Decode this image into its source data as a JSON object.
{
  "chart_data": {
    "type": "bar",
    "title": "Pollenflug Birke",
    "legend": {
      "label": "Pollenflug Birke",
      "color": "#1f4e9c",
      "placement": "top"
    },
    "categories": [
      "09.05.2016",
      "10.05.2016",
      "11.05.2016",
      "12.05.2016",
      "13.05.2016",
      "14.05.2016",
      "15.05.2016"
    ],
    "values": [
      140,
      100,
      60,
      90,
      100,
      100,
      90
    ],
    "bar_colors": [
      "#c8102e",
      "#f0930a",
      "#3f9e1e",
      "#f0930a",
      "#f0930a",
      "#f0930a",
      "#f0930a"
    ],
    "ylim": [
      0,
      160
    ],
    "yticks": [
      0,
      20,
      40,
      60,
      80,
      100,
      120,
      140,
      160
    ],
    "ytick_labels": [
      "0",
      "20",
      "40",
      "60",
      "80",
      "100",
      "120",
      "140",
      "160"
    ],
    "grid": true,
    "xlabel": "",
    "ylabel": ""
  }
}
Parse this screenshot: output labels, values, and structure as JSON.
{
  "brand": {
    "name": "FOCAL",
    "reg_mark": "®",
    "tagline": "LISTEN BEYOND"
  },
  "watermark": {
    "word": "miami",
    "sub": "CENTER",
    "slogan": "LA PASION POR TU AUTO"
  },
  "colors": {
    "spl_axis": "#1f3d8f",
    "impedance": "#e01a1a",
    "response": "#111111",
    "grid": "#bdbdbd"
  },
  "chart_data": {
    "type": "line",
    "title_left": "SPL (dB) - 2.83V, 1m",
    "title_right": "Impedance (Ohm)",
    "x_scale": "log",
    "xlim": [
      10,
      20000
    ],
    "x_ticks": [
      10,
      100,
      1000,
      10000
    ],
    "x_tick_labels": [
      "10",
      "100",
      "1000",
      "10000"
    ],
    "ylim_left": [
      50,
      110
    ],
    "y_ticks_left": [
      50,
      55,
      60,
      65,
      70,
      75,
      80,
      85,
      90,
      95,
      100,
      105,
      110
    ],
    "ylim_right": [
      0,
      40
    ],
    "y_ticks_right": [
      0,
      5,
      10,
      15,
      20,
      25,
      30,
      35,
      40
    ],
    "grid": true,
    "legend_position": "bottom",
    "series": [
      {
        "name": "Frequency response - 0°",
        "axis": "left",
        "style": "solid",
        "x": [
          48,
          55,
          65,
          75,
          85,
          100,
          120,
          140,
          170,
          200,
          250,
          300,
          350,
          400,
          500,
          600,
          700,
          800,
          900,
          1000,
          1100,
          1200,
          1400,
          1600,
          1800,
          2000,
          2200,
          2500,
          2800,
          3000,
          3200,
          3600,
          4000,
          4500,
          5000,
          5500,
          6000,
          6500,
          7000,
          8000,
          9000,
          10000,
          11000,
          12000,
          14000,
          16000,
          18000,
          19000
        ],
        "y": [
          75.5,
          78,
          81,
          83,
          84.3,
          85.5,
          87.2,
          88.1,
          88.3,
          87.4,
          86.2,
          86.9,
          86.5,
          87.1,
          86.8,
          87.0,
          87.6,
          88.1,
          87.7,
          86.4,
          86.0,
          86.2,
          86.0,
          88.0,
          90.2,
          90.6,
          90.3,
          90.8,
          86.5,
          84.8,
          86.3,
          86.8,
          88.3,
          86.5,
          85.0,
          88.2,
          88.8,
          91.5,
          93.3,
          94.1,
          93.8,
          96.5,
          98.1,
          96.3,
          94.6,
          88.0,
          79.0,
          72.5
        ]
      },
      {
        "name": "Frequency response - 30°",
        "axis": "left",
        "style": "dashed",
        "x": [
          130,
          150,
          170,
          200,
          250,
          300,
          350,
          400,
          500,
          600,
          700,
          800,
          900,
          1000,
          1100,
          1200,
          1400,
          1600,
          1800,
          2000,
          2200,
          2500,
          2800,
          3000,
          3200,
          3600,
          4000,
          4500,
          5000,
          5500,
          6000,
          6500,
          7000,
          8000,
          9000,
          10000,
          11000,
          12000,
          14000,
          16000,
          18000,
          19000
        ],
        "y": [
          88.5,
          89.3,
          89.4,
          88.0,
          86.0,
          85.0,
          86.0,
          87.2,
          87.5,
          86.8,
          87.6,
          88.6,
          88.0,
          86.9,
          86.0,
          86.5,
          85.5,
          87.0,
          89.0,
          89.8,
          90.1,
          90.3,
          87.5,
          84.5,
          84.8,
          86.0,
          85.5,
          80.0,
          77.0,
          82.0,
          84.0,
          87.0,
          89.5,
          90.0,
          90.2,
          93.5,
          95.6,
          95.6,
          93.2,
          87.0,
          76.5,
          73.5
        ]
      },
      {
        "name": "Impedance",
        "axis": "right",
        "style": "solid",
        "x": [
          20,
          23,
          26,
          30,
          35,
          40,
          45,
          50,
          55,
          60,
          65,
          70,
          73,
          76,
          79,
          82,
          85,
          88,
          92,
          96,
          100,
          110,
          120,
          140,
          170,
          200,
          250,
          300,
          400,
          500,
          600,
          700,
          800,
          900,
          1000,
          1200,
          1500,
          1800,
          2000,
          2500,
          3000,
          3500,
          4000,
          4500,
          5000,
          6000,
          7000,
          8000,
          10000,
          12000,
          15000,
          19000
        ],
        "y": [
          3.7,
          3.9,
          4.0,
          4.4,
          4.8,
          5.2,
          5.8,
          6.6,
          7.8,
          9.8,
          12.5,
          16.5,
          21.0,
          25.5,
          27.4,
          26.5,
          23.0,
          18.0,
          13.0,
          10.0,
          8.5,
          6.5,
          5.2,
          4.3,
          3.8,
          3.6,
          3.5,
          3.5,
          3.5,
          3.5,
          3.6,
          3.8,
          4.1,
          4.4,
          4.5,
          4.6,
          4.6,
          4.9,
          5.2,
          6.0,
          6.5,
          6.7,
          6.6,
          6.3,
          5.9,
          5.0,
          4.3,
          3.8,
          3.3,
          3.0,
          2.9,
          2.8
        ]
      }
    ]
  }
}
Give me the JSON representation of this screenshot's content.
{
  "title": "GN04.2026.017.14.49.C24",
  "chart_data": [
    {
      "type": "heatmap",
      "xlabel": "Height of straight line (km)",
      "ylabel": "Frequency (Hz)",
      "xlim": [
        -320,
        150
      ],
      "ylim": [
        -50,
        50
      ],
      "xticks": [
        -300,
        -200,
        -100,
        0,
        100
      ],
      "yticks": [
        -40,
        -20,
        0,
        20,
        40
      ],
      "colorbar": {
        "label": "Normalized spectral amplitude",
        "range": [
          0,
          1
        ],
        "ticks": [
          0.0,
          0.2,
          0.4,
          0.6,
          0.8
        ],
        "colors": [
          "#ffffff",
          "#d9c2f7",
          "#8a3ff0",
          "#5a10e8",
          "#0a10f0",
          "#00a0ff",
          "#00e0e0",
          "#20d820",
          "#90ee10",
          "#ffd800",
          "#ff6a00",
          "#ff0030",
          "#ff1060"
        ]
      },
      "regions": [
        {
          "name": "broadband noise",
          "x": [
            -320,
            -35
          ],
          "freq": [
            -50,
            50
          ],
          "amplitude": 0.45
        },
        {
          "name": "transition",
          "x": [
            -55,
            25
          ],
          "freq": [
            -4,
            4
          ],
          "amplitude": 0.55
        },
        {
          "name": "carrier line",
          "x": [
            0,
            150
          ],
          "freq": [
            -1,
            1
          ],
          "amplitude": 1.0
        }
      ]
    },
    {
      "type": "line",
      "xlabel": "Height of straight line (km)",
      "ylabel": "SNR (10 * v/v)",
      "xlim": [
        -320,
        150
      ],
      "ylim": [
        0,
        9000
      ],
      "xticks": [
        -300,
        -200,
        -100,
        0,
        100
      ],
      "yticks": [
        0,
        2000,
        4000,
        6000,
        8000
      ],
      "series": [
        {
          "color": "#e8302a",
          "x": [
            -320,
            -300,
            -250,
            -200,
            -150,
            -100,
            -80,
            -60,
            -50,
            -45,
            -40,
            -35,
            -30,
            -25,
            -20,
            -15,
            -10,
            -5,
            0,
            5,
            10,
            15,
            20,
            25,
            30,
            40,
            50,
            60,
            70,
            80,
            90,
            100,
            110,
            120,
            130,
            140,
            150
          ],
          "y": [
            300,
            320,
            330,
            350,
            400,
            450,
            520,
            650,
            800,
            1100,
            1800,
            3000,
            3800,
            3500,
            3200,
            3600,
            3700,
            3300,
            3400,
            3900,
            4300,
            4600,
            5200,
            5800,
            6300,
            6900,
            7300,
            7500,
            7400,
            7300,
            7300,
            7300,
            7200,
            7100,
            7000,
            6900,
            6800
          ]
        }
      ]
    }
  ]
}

+ + + +

- [WHAT TO DO] Copy each line above that contains the word "response".

- [FULL OUTPUT]
    "response": "#111111",
        "name": "Frequency response - 0°",
        "name": "Frequency response - 30°",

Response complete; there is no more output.